__SHORT EXERCISE__. Using the entries below, quote exactly the span of lines that begins with the line containing "Give me a plain-text" and ends with the final line.

__EXERCISE DATA__.
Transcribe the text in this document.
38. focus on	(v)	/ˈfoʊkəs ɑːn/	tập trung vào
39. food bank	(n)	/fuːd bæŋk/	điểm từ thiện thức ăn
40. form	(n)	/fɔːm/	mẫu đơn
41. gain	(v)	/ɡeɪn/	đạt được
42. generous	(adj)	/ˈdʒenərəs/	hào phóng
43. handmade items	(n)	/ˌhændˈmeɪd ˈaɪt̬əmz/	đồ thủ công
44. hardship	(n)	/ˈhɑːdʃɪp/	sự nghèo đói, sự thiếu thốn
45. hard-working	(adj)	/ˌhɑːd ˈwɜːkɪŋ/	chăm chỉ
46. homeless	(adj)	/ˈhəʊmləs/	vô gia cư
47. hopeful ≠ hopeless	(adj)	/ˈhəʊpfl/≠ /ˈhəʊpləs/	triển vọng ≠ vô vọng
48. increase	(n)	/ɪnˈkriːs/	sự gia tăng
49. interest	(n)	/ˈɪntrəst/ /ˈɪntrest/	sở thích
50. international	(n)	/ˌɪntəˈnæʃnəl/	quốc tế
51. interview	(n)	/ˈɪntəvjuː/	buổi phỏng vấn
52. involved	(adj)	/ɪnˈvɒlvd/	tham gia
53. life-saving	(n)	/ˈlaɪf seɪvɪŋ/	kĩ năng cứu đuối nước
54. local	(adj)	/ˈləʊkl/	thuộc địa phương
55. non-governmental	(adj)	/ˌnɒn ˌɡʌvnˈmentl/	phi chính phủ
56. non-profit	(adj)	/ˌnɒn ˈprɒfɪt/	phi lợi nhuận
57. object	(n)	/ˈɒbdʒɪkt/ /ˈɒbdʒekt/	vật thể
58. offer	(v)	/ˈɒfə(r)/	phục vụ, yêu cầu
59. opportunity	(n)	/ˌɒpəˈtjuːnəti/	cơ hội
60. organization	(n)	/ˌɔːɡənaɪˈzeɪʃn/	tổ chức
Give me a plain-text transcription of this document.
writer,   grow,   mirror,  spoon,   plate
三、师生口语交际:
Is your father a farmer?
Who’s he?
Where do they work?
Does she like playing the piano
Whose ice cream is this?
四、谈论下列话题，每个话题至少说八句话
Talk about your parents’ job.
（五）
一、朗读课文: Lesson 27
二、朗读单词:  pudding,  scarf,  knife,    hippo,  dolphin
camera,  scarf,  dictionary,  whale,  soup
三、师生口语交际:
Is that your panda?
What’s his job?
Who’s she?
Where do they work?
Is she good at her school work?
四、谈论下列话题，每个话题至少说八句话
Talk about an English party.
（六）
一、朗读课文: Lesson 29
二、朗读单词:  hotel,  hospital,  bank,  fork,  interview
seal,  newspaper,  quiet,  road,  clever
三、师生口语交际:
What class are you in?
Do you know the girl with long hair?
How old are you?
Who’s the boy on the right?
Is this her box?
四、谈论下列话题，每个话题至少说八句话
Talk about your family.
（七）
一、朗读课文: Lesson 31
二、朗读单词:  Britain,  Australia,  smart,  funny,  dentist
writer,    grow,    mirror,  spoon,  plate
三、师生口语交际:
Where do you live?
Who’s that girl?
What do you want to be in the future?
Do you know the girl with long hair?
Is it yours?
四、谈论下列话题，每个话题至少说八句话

__SOLUTION FOR THIS TASK__.
Give me a plain-text transcription of this document.
writer,   grow,   mirror,  spoon,   plate
三、师生口语交际:
Is your father a farmer?
Who’s he?
Where do they work?
Does she like playing the piano
Whose ice cream is this?
四、谈论下列话题，每个话题至少说八句话
Talk about your parents’ job.
（五）
一、朗读课文: Lesson 27
二、朗读单词:  pudding,  scarf,  knife,    hippo,  dolphin
camera,  scarf,  dictionary,  whale,  soup
三、师生口语交际:
Is that your panda?
What’s his job?
Who’s she?
Where do they work?
Is she good at her school work?
四、谈论下列话题，每个话题至少说八句话
Talk about an English party.
（六）
一、朗读课文: Lesson 29
二、朗读单词:  hotel,  hospital,  bank,  fork,  interview
seal,  newspaper,  quiet,  road,  clever
三、师生口语交际:
What class are you in?
Do you know the girl with long hair?
How old are you?
Who’s the boy on the right?
Is this her box?
四、谈论下列话题，每个话题至少说八句话
Talk about your family.
（七）
一、朗读课文: Lesson 31
二、朗读单词:  Britain,  Australia,  smart,  funny,  dentist
writer,    grow,    mirror,  spoon,  plate
三、师生口语交际:
Where do you live?
Who’s that girl?
What do you want to be in the future?
Do you know the girl with long hair?
Is it yours?
四、谈论下列话题，每个话题至少说八句话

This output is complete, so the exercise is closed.